* _Task description_
Will you write out all the entries below exactly?

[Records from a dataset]
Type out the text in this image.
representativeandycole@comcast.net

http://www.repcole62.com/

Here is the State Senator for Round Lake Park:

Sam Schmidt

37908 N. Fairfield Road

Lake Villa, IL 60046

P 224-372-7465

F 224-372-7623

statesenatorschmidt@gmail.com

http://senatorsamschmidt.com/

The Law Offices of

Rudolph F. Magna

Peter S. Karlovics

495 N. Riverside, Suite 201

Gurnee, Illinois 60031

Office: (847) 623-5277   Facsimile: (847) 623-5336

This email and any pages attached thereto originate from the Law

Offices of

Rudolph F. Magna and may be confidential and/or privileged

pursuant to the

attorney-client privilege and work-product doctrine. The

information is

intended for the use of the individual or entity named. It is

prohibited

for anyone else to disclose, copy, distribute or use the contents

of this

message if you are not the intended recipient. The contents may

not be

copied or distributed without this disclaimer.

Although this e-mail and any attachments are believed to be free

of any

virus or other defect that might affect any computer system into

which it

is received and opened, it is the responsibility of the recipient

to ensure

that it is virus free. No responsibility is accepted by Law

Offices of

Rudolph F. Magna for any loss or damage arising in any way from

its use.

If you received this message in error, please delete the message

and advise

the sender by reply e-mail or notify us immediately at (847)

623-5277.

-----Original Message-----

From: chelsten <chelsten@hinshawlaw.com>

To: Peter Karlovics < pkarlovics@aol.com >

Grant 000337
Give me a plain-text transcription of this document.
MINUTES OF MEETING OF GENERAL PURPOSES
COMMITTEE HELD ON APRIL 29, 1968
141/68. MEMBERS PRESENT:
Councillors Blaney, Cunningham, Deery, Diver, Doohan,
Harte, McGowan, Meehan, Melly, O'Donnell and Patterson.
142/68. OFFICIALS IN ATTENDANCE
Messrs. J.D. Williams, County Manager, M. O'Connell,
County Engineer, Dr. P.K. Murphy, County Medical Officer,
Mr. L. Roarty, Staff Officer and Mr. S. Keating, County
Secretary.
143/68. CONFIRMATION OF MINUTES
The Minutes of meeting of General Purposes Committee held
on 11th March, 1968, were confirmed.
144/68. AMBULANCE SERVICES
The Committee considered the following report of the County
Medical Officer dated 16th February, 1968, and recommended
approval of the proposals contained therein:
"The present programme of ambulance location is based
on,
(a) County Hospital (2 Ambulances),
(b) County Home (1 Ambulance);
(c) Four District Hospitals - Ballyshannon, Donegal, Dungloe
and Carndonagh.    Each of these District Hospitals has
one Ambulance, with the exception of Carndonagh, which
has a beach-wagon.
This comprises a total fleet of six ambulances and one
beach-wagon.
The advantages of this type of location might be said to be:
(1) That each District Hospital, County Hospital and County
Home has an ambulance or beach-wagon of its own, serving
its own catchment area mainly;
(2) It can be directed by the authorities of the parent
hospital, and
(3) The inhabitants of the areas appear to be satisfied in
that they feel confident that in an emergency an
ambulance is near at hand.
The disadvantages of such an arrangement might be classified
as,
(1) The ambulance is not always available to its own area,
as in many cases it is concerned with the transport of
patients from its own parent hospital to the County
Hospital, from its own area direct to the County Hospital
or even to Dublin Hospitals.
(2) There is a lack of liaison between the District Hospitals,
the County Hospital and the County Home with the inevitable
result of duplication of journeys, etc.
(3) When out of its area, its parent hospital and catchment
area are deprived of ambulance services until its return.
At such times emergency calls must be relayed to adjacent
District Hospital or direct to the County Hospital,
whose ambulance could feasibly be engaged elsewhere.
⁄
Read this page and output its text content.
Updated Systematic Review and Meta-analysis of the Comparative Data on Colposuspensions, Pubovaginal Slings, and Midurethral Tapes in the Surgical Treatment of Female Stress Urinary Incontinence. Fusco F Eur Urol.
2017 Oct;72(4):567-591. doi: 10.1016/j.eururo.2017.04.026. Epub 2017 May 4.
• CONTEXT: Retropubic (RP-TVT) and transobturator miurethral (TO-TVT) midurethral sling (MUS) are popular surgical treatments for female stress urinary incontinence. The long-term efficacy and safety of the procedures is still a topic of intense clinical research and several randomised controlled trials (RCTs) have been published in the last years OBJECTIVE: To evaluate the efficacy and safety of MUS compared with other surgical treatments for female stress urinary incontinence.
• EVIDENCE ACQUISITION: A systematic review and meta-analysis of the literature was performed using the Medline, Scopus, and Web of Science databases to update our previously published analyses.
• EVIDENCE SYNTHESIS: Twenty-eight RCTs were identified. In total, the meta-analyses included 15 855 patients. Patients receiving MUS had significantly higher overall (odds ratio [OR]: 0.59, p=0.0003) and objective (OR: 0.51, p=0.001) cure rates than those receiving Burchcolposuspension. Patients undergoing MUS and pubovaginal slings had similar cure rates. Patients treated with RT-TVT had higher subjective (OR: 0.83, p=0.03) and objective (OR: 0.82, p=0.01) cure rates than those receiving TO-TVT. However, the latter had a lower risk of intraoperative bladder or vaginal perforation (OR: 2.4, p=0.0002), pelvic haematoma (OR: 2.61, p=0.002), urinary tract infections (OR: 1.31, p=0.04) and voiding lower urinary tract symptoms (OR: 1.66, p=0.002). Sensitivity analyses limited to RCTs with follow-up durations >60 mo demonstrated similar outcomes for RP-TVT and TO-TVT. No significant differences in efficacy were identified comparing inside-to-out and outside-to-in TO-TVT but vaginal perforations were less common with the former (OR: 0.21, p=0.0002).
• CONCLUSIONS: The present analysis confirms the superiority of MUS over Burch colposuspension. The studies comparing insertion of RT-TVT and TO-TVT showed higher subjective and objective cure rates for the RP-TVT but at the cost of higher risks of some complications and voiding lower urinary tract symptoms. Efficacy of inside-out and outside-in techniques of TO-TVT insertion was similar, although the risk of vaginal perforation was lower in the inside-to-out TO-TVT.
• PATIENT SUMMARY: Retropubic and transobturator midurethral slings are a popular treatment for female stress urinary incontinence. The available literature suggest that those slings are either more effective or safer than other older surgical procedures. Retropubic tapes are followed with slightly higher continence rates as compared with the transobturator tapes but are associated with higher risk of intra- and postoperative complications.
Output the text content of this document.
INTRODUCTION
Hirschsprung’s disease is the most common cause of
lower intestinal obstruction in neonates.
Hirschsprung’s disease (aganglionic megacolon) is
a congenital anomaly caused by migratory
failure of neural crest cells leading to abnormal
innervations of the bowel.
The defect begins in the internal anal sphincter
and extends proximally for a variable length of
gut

* _Result of this exercise_
Type out the text in this image.
representativeandycole@comcast.net

http://www.repcole62.com/

Here is the State Senator for Round Lake Park:

Sam Schmidt

37908 N. Fairfield Road

Lake Villa, IL 60046

P 224-372-7465

F 224-372-7623

statesenatorschmidt@gmail.com

http://senatorsamschmidt.com/

The Law Offices of

Rudolph F. Magna

Peter S. Karlovics

495 N. Riverside, Suite 201

Gurnee, Illinois 60031

Office: (847) 623-5277   Facsimile: (847) 623-5336

This email and any pages attached thereto originate from the Law

Offices of

Rudolph F. Magna and may be confidential and/or privileged

pursuant to the

attorney-client privilege and work-product doctrine. The

information is

intended for the use of the individual or entity named. It is

prohibited

for anyone else to disclose, copy, distribute or use the contents

of this

message if you are not the intended recipient. The contents may

not be

copied or distributed without this disclaimer.

Although this e-mail and any attachments are believed to be free

of any

virus or other defect that might affect any computer system into

which it

is received and opened, it is the responsibility of the recipient

to ensure

that it is virus free. No responsibility is accepted by Law

Offices of

Rudolph F. Magna for any loss or damage arising in any way from

its use.

If you received this message in error, please delete the message

and advise

the sender by reply e-mail or notify us immediately at (847)

623-5277.

-----Original Message-----

From: chelsten <chelsten@hinshawlaw.com>

To: Peter Karlovics < pkarlovics@aol.com >

Grant 000337
Give me a plain-text transcription of this document.
MINUTES OF MEETING OF GENERAL PURPOSES
COMMITTEE HELD ON APRIL 29, 1968
141/68. MEMBERS PRESENT:
Councillors Blaney, Cunningham, Deery, Diver, Doohan,
Harte, McGowan, Meehan, Melly, O'Donnell and Patterson.
142/68. OFFICIALS IN ATTENDANCE
Messrs. J.D. Williams, County Manager, M. O'Connell,
County Engineer, Dr. P.K. Murphy, County Medical Officer,
Mr. L. Roarty, Staff Officer and Mr. S. Keating, County
Secretary.
143/68. CONFIRMATION OF MINUTES
The Minutes of meeting of General Purposes Committee held
on 11th March, 1968, were confirmed.
144/68. AMBULANCE SERVICES
The Committee considered the following report of the County
Medical Officer dated 16th February, 1968, and recommended
approval of the proposals contained therein:
"The present programme of ambulance location is based
on,
(a) County Hospital (2 Ambulances),
(b) County Home (1 Ambulance);
(c) Four District Hospitals - Ballyshannon, Donegal, Dungloe
and Carndonagh.    Each of these District Hospitals has
one Ambulance, with the exception of Carndonagh, which
has a beach-wagon.
This comprises a total fleet of six ambulances and one
beach-wagon.
The advantages of this type of location might be said to be:
(1) That each District Hospital, County Hospital and County
Home has an ambulance or beach-wagon of its own, serving
its own catchment area mainly;
(2) It can be directed by the authorities of the parent
hospital, and
(3) The inhabitants of the areas appear to be satisfied in
that they feel confident that in an emergency an
ambulance is near at hand.
The disadvantages of such an arrangement might be classified
as,
(1) The ambulance is not always available to its own area,
as in many cases it is concerned with the transport of
patients from its own parent hospital to the County
Hospital, from its own area direct to the County Hospital
or even to Dublin Hospitals.
(2) There is a lack of liaison between the District Hospitals,
the County Hospital and the County Home with the inevitable
result of duplication of journeys, etc.
(3) When out of its area, its parent hospital and catchment
area are deprived of ambulance services until its return.
At such times emergency calls must be relayed to adjacent
District Hospital or direct to the County Hospital,
whose ambulance could feasibly be engaged elsewhere.
⁄
Read this page and output its text content.
Updated Systematic Review and Meta-analysis of the Comparative Data on Colposuspensions, Pubovaginal Slings, and Midurethral Tapes in the Surgical Treatment of Female Stress Urinary Incontinence. Fusco F Eur Urol.
2017 Oct;72(4):567-591. doi: 10.1016/j.eururo.2017.04.026. Epub 2017 May 4.
• CONTEXT: Retropubic (RP-TVT) and transobturator miurethral (TO-TVT) midurethral sling (MUS) are popular surgical treatments for female stress urinary incontinence. The long-term efficacy and safety of the procedures is still a topic of intense clinical research and several randomised controlled trials (RCTs) have been published in the last years OBJECTIVE: To evaluate the efficacy and safety of MUS compared with other surgical treatments for female stress urinary incontinence.
• EVIDENCE ACQUISITION: A systematic review and meta-analysis of the literature was performed using the Medline, Scopus, and Web of Science databases to update our previously published analyses.
• EVIDENCE SYNTHESIS: Twenty-eight RCTs were identified. In total, the meta-analyses included 15 855 patients. Patients receiving MUS had significantly higher overall (odds ratio [OR]: 0.59, p=0.0003) and objective (OR: 0.51, p=0.001) cure rates than those receiving Burchcolposuspension. Patients undergoing MUS and pubovaginal slings had similar cure rates. Patients treated with RT-TVT had higher subjective (OR: 0.83, p=0.03) and objective (OR: 0.82, p=0.01) cure rates than those receiving TO-TVT. However, the latter had a lower risk of intraoperative bladder or vaginal perforation (OR: 2.4, p=0.0002), pelvic haematoma (OR: 2.61, p=0.002), urinary tract infections (OR: 1.31, p=0.04) and voiding lower urinary tract symptoms (OR: 1.66, p=0.002). Sensitivity analyses limited to RCTs with follow-up durations >60 mo demonstrated similar outcomes for RP-TVT and TO-TVT. No significant differences in efficacy were identified comparing inside-to-out and outside-to-in TO-TVT but vaginal perforations were less common with the former (OR: 0.21, p=0.0002).
• CONCLUSIONS: The present analysis confirms the superiority of MUS over Burch colposuspension. The studies comparing insertion of RT-TVT and TO-TVT showed higher subjective and objective cure rates for the RP-TVT but at the cost of higher risks of some complications and voiding lower urinary tract symptoms. Efficacy of inside-out and outside-in techniques of TO-TVT insertion was similar, although the risk of vaginal perforation was lower in the inside-to-out TO-TVT.
• PATIENT SUMMARY: Retropubic and transobturator midurethral slings are a popular treatment for female stress urinary incontinence. The available literature suggest that those slings are either more effective or safer than other older surgical procedures. Retropubic tapes are followed with slightly higher continence rates as compared with the transobturator tapes but are associated with higher risk of intra- and postoperative complications.
Output the text content of this document.
INTRODUCTION
Hirschsprung’s disease is the most common cause of
lower intestinal obstruction in neonates.
Hirschsprung’s disease (aganglionic megacolon) is
a congenital anomaly caused by migratory
failure of neural crest cells leading to abnormal
innervations of the bowel.
The defect begins in the internal anal sphincter
and extends proximally for a variable length of
gut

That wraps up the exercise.